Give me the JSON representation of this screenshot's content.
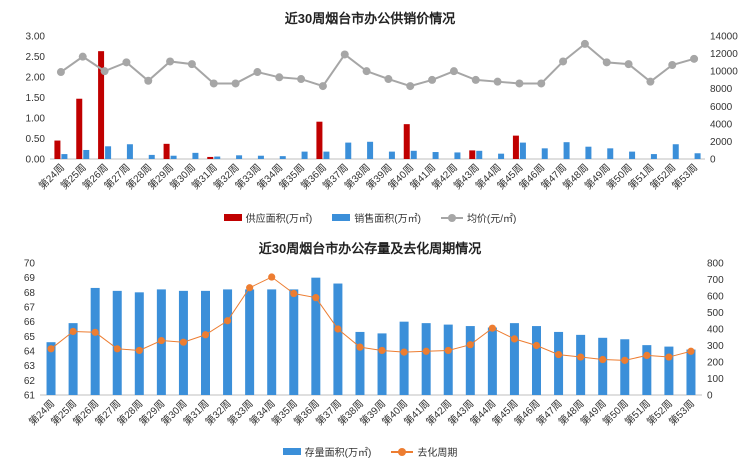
{
  "chart_data": [
    {
      "type": "bar",
      "title": "近30周烟台市办公供销价情况",
      "categories": [
        "第24周",
        "第25周",
        "第26周",
        "第27周",
        "第28周",
        "第29周",
        "第30周",
        "第31周",
        "第32周",
        "第33周",
        "第34周",
        "第35周",
        "第36周",
        "第37周",
        "第38周",
        "第39周",
        "第40周",
        "第41周",
        "第42周",
        "第43周",
        "第44周",
        "第45周",
        "第46周",
        "第47周",
        "第48周",
        "第49周",
        "第50周",
        "第51周",
        "第52周",
        "第53周"
      ],
      "series": [
        {
          "name": "供应面积(万㎡)",
          "kind": "bar",
          "axis": "left",
          "color": "#c00000",
          "values": [
            0.45,
            1.47,
            2.63,
            0,
            0,
            0.37,
            0,
            0.05,
            0,
            0,
            0,
            0,
            0.91,
            0,
            0,
            0,
            0.85,
            0,
            0,
            0.21,
            0,
            0.57,
            0,
            0,
            0,
            0,
            0,
            0,
            0,
            0
          ]
        },
        {
          "name": "销售面积(万㎡)",
          "kind": "bar",
          "axis": "left",
          "color": "#3b8fd9",
          "values": [
            0.12,
            0.22,
            0.31,
            0.36,
            0.1,
            0.08,
            0.15,
            0.06,
            0.09,
            0.08,
            0.07,
            0.18,
            0.18,
            0.4,
            0.42,
            0.18,
            0.2,
            0.17,
            0.16,
            0.2,
            0.13,
            0.4,
            0.26,
            0.41,
            0.3,
            0.26,
            0.18,
            0.12,
            0.36,
            0.14
          ]
        },
        {
          "name": "均价(元/㎡)",
          "kind": "line",
          "axis": "right",
          "color": "#a6a6a6",
          "values": [
            9900,
            11650,
            10000,
            11000,
            8900,
            11100,
            10800,
            8600,
            8600,
            9900,
            9300,
            9100,
            8300,
            11900,
            10000,
            9100,
            8300,
            9000,
            10000,
            9000,
            8800,
            8600,
            8600,
            11100,
            13100,
            11000,
            10800,
            8800,
            10700,
            11400
          ]
        }
      ],
      "yleft": {
        "min": 0,
        "max": 3.0,
        "ticks": [
          "0.00",
          "0.50",
          "1.00",
          "1.50",
          "2.00",
          "2.50",
          "3.00"
        ]
      },
      "yright": {
        "min": 0,
        "max": 14000,
        "ticks": [
          "0",
          "2000",
          "4000",
          "6000",
          "8000",
          "10000",
          "12000",
          "14000"
        ]
      }
    },
    {
      "type": "bar",
      "title": "近30周烟台市办公存量及去化周期情况",
      "categories": [
        "第24周",
        "第25周",
        "第26周",
        "第27周",
        "第28周",
        "第29周",
        "第30周",
        "第31周",
        "第32周",
        "第33周",
        "第34周",
        "第35周",
        "第36周",
        "第37周",
        "第38周",
        "第39周",
        "第40周",
        "第41周",
        "第42周",
        "第43周",
        "第44周",
        "第45周",
        "第46周",
        "第47周",
        "第48周",
        "第49周",
        "第50周",
        "第51周",
        "第52周",
        "第53周"
      ],
      "series": [
        {
          "name": "存量面积(万㎡)",
          "kind": "bar",
          "axis": "left",
          "color": "#3b8fd9",
          "values": [
            64.6,
            65.9,
            68.3,
            68.1,
            68.0,
            68.2,
            68.1,
            68.1,
            68.2,
            68.2,
            68.2,
            68.2,
            69.0,
            68.6,
            65.3,
            65.2,
            66.0,
            65.9,
            65.8,
            65.7,
            65.6,
            65.9,
            65.7,
            65.3,
            65.1,
            64.9,
            64.8,
            64.4,
            64.3,
            64.1
          ]
        },
        {
          "name": "去化周期",
          "kind": "line",
          "axis": "right",
          "color": "#ed7d31",
          "values": [
            280,
            385,
            380,
            280,
            270,
            330,
            320,
            365,
            450,
            650,
            715,
            615,
            590,
            400,
            290,
            270,
            260,
            265,
            270,
            305,
            405,
            340,
            300,
            245,
            230,
            215,
            210,
            240,
            230,
            265
          ]
        }
      ],
      "yleft": {
        "min": 61,
        "max": 70,
        "ticks": [
          "61",
          "62",
          "63",
          "64",
          "65",
          "66",
          "67",
          "68",
          "69",
          "70"
        ]
      },
      "yright": {
        "min": 0,
        "max": 800,
        "ticks": [
          "0",
          "100",
          "200",
          "300",
          "400",
          "500",
          "600",
          "700",
          "800"
        ]
      }
    }
  ]
}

+---+

Transcribe the records above exactly, omitting every picture they contain.

Give me the JSON representation of this screenshot's content.
{
  "chart_data": [
    {
      "type": "bar",
      "title": "近30周烟台市办公供销价情况",
      "categories": [
        "第24周",
        "第25周",
        "第26周",
        "第27周",
        "第28周",
        "第29周",
        "第30周",
        "第31周",
        "第32周",
        "第33周",
        "第34周",
        "第35周",
        "第36周",
        "第37周",
        "第38周",
        "第39周",
        "第40周",
        "第41周",
        "第42周",
        "第43周",
        "第44周",
        "第45周",
        "第46周",
        "第47周",
        "第48周",
        "第49周",
        "第50周",
        "第51周",
        "第52周",
        "第53周"
      ],
      "series": [
        {
          "name": "供应面积(万㎡)",
          "kind": "bar",
          "axis": "left",
          "color": "#c00000",
          "values": [
            0.45,
            1.47,
            2.63,
            0,
            0,
            0.37,
            0,
            0.05,
            0,
            0,
            0,
            0,
            0.91,
            0,
            0,
            0,
            0.85,
            0,
            0,
            0.21,
            0,
            0.57,
            0,
            0,
            0,
            0,
            0,
            0,
            0,
            0
          ]
        },
        {
          "name": "销售面积(万㎡)",
          "kind": "bar",
          "axis": "left",
          "color": "#3b8fd9",
          "values": [
            0.12,
            0.22,
            0.31,
            0.36,
            0.1,
            0.08,
            0.15,
            0.06,
            0.09,
            0.08,
            0.07,
            0.18,
            0.18,
            0.4,
            0.42,
            0.18,
            0.2,
            0.17,
            0.16,
            0.2,
            0.13,
            0.4,
            0.26,
            0.41,
            0.3,
            0.26,
            0.18,
            0.12,
            0.36,
            0.14
          ]
        },
        {
          "name": "均价(元/㎡)",
          "kind": "line",
          "axis": "right",
          "color": "#a6a6a6",
          "values": [
            9900,
            11650,
            10000,
            11000,
            8900,
            11100,
            10800,
            8600,
            8600,
            9900,
            9300,
            9100,
            8300,
            11900,
            10000,
            9100,
            8300,
            9000,
            10000,
            9000,
            8800,
            8600,
            8600,
            11100,
            13100,
            11000,
            10800,
            8800,
            10700,
            11400
          ]
        }
      ],
      "yleft": {
        "min": 0,
        "max": 3.0,
        "ticks": [
          "0.00",
          "0.50",
          "1.00",
          "1.50",
          "2.00",
          "2.50",
          "3.00"
        ]
      },
      "yright": {
        "min": 0,
        "max": 14000,
        "ticks": [
          "0",
          "2000",
          "4000",
          "6000",
          "8000",
          "10000",
          "12000",
          "14000"
        ]
      }
    },
    {
      "type": "bar",
      "title": "近30周烟台市办公存量及去化周期情况",
      "categories": [
        "第24周",
        "第25周",
        "第26周",
        "第27周",
        "第28周",
        "第29周",
        "第30周",
        "第31周",
        "第32周",
        "第33周",
        "第34周",
        "第35周",
        "第36周",
        "第37周",
        "第38周",
        "第39周",
        "第40周",
        "第41周",
        "第42周",
        "第43周",
        "第44周",
        "第45周",
        "第46周",
        "第47周",
        "第48周",
        "第49周",
        "第50周",
        "第51周",
        "第52周",
        "第53周"
      ],
      "series": [
        {
          "name": "存量面积(万㎡)",
          "kind": "bar",
          "axis": "left",
          "color": "#3b8fd9",
          "values": [
            64.6,
            65.9,
            68.3,
            68.1,
            68.0,
            68.2,
            68.1,
            68.1,
            68.2,
            68.2,
            68.2,
            68.2,
            69.0,
            68.6,
            65.3,
            65.2,
            66.0,
            65.9,
            65.8,
            65.7,
            65.6,
            65.9,
            65.7,
            65.3,
            65.1,
            64.9,
            64.8,
            64.4,
            64.3,
            64.1
          ]
        },
        {
          "name": "去化周期",
          "kind": "line",
          "axis": "right",
          "color": "#ed7d31",
          "values": [
            280,
            385,
            380,
            280,
            270,
            330,
            320,
            365,
            450,
            650,
            715,
            615,
            590,
            400,
            290,
            270,
            260,
            265,
            270,
            305,
            405,
            340,
            300,
            245,
            230,
            215,
            210,
            240,
            230,
            265
          ]
        }
      ],
      "yleft": {
        "min": 61,
        "max": 70,
        "ticks": [
          "61",
          "62",
          "63",
          "64",
          "65",
          "66",
          "67",
          "68",
          "69",
          "70"
        ]
      },
      "yright": {
        "min": 0,
        "max": 800,
        "ticks": [
          "0",
          "100",
          "200",
          "300",
          "400",
          "500",
          "600",
          "700",
          "800"
        ]
      }
    }
  ]
}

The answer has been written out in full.